The exercise - Could you write out the records below exactly as they appear?

(Extracted records)
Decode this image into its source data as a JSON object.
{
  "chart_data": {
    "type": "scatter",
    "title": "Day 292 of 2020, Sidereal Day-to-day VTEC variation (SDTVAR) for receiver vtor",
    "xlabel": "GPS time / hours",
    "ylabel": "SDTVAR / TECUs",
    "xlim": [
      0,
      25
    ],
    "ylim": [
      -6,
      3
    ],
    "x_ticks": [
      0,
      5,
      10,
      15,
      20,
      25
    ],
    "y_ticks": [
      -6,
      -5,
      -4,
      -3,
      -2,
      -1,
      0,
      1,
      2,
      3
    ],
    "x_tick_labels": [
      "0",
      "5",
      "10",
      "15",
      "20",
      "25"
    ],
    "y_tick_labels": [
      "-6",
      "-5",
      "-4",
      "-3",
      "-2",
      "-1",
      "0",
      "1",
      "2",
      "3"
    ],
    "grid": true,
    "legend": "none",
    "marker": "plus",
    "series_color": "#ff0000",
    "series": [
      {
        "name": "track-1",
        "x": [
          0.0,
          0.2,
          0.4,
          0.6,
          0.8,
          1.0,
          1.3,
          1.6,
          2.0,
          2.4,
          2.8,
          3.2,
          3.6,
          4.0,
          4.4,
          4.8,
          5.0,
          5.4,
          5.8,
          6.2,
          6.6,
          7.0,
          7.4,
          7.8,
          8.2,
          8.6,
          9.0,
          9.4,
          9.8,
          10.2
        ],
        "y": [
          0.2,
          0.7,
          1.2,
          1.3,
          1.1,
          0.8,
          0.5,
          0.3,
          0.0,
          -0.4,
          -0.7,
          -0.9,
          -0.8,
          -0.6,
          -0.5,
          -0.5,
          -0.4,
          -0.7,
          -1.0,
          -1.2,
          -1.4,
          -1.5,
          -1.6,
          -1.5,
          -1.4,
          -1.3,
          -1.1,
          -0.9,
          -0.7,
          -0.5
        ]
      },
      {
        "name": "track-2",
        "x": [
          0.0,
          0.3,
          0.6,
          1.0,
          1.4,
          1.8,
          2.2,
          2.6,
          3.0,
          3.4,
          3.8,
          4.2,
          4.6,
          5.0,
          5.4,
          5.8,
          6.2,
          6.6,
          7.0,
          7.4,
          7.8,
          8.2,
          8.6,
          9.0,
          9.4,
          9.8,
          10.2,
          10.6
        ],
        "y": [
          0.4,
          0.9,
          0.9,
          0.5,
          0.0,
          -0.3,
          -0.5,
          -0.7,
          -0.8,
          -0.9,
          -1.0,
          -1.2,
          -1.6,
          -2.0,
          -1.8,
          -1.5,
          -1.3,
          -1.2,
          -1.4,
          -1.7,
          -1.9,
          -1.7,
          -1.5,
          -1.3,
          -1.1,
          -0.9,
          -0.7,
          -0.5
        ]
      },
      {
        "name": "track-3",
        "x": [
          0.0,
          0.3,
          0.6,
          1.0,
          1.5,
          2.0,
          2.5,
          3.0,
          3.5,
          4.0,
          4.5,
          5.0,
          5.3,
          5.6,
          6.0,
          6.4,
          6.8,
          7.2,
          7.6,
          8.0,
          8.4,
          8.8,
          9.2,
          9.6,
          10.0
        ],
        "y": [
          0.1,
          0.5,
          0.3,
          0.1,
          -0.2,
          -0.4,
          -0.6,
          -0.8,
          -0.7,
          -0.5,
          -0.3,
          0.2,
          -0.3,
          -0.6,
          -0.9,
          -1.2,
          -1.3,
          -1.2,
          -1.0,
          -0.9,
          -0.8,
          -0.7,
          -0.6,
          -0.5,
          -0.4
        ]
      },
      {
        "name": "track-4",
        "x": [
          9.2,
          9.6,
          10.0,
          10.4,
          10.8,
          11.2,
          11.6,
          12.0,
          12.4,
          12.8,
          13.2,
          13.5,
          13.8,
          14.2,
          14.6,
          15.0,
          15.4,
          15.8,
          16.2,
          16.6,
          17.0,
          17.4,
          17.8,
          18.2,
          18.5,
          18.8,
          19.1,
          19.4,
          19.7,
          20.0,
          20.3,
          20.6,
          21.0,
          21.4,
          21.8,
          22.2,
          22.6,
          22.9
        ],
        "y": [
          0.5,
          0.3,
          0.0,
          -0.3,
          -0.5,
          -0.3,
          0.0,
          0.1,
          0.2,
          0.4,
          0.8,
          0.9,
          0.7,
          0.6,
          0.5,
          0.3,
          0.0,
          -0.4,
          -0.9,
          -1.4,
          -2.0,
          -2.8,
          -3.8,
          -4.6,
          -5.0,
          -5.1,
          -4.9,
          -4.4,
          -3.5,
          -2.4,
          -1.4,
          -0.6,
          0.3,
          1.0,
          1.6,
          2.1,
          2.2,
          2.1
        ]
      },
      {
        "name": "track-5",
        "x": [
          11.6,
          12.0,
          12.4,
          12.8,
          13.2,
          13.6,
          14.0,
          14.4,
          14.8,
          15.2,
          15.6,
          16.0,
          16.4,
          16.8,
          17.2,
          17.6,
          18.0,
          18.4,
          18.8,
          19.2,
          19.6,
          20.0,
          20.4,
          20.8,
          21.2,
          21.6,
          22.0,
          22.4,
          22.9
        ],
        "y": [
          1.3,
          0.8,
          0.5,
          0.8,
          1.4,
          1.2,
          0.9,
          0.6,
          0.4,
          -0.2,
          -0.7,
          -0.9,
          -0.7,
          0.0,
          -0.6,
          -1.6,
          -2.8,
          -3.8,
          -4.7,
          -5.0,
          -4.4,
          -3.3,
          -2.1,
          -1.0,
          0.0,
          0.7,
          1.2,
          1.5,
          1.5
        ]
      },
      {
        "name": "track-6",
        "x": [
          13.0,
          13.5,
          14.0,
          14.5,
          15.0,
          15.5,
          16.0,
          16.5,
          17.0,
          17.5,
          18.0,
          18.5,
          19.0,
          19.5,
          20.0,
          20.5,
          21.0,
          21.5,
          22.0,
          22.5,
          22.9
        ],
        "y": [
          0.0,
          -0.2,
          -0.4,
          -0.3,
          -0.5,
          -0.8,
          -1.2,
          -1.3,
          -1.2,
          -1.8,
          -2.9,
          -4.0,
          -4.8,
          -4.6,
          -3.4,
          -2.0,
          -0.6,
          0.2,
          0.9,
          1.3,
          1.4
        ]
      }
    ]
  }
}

Result of this exercise -
Decode this image into its source data as a JSON object.
{
  "chart_data": {
    "type": "scatter",
    "title": "Day 292 of 2020, Sidereal Day-to-day VTEC variation (SDTVAR) for receiver vtor",
    "xlabel": "GPS time / hours",
    "ylabel": "SDTVAR / TECUs",
    "xlim": [
      0,
      25
    ],
    "ylim": [
      -6,
      3
    ],
    "x_ticks": [
      0,
      5,
      10,
      15,
      20,
      25
    ],
    "y_ticks": [
      -6,
      -5,
      -4,
      -3,
      -2,
      -1,
      0,
      1,
      2,
      3
    ],
    "x_tick_labels": [
      "0",
      "5",
      "10",
      "15",
      "20",
      "25"
    ],
    "y_tick_labels": [
      "-6",
      "-5",
      "-4",
      "-3",
      "-2",
      "-1",
      "0",
      "1",
      "2",
      "3"
    ],
    "grid": true,
    "legend": "none",
    "marker": "plus",
    "series_color": "#ff0000",
    "series": [
      {
        "name": "track-1",
        "x": [
          0.0,
          0.2,
          0.4,
          0.6,
          0.8,
          1.0,
          1.3,
          1.6,
          2.0,
          2.4,
          2.8,
          3.2,
          3.6,
          4.0,
          4.4,
          4.8,
          5.0,
          5.4,
          5.8,
          6.2,
          6.6,
          7.0,
          7.4,
          7.8,
          8.2,
          8.6,
          9.0,
          9.4,
          9.8,
          10.2
        ],
        "y": [
          0.2,
          0.7,
          1.2,
          1.3,
          1.1,
          0.8,
          0.5,
          0.3,
          0.0,
          -0.4,
          -0.7,
          -0.9,
          -0.8,
          -0.6,
          -0.5,
          -0.5,
          -0.4,
          -0.7,
          -1.0,
          -1.2,
          -1.4,
          -1.5,
          -1.6,
          -1.5,
          -1.4,
          -1.3,
          -1.1,
          -0.9,
          -0.7,
          -0.5
        ]
      },
      {
        "name": "track-2",
        "x": [
          0.0,
          0.3,
          0.6,
          1.0,
          1.4,
          1.8,
          2.2,
          2.6,
          3.0,
          3.4,
          3.8,
          4.2,
          4.6,
          5.0,
          5.4,
          5.8,
          6.2,
          6.6,
          7.0,
          7.4,
          7.8,
          8.2,
          8.6,
          9.0,
          9.4,
          9.8,
          10.2,
          10.6
        ],
        "y": [
          0.4,
          0.9,
          0.9,
          0.5,
          0.0,
          -0.3,
          -0.5,
          -0.7,
          -0.8,
          -0.9,
          -1.0,
          -1.2,
          -1.6,
          -2.0,
          -1.8,
          -1.5,
          -1.3,
          -1.2,
          -1.4,
          -1.7,
          -1.9,
          -1.7,
          -1.5,
          -1.3,
          -1.1,
          -0.9,
          -0.7,
          -0.5
        ]
      },
      {
        "name": "track-3",
        "x": [
          0.0,
          0.3,
          0.6,
          1.0,
          1.5,
          2.0,
          2.5,
          3.0,
          3.5,
          4.0,
          4.5,
          5.0,
          5.3,
          5.6,
          6.0,
          6.4,
          6.8,
          7.2,
          7.6,
          8.0,
          8.4,
          8.8,
          9.2,
          9.6,
          10.0
        ],
        "y": [
          0.1,
          0.5,
          0.3,
          0.1,
          -0.2,
          -0.4,
          -0.6,
          -0.8,
          -0.7,
          -0.5,
          -0.3,
          0.2,
          -0.3,
          -0.6,
          -0.9,
          -1.2,
          -1.3,
          -1.2,
          -1.0,
          -0.9,
          -0.8,
          -0.7,
          -0.6,
          -0.5,
          -0.4
        ]
      },
      {
        "name": "track-4",
        "x": [
          9.2,
          9.6,
          10.0,
          10.4,
          10.8,
          11.2,
          11.6,
          12.0,
          12.4,
          12.8,
          13.2,
          13.5,
          13.8,
          14.2,
          14.6,
          15.0,
          15.4,
          15.8,
          16.2,
          16.6,
          17.0,
          17.4,
          17.8,
          18.2,
          18.5,
          18.8,
          19.1,
          19.4,
          19.7,
          20.0,
          20.3,
          20.6,
          21.0,
          21.4,
          21.8,
          22.2,
          22.6,
          22.9
        ],
        "y": [
          0.5,
          0.3,
          0.0,
          -0.3,
          -0.5,
          -0.3,
          0.0,
          0.1,
          0.2,
          0.4,
          0.8,
          0.9,
          0.7,
          0.6,
          0.5,
          0.3,
          0.0,
          -0.4,
          -0.9,
          -1.4,
          -2.0,
          -2.8,
          -3.8,
          -4.6,
          -5.0,
          -5.1,
          -4.9,
          -4.4,
          -3.5,
          -2.4,
          -1.4,
          -0.6,
          0.3,
          1.0,
          1.6,
          2.1,
          2.2,
          2.1
        ]
      },
      {
        "name": "track-5",
        "x": [
          11.6,
          12.0,
          12.4,
          12.8,
          13.2,
          13.6,
          14.0,
          14.4,
          14.8,
          15.2,
          15.6,
          16.0,
          16.4,
          16.8,
          17.2,
          17.6,
          18.0,
          18.4,
          18.8,
          19.2,
          19.6,
          20.0,
          20.4,
          20.8,
          21.2,
          21.6,
          22.0,
          22.4,
          22.9
        ],
        "y": [
          1.3,
          0.8,
          0.5,
          0.8,
          1.4,
          1.2,
          0.9,
          0.6,
          0.4,
          -0.2,
          -0.7,
          -0.9,
          -0.7,
          0.0,
          -0.6,
          -1.6,
          -2.8,
          -3.8,
          -4.7,
          -5.0,
          -4.4,
          -3.3,
          -2.1,
          -1.0,
          0.0,
          0.7,
          1.2,
          1.5,
          1.5
        ]
      },
      {
        "name": "track-6",
        "x": [
          13.0,
          13.5,
          14.0,
          14.5,
          15.0,
          15.5,
          16.0,
          16.5,
          17.0,
          17.5,
          18.0,
          18.5,
          19.0,
          19.5,
          20.0,
          20.5,
          21.0,
          21.5,
          22.0,
          22.5,
          22.9
        ],
        "y": [
          0.0,
          -0.2,
          -0.4,
          -0.3,
          -0.5,
          -0.8,
          -1.2,
          -1.3,
          -1.2,
          -1.8,
          -2.9,
          -4.0,
          -4.8,
          -4.6,
          -3.4,
          -2.0,
          -0.6,
          0.2,
          0.9,
          1.3,
          1.4
        ]
      }
    ]
  }
}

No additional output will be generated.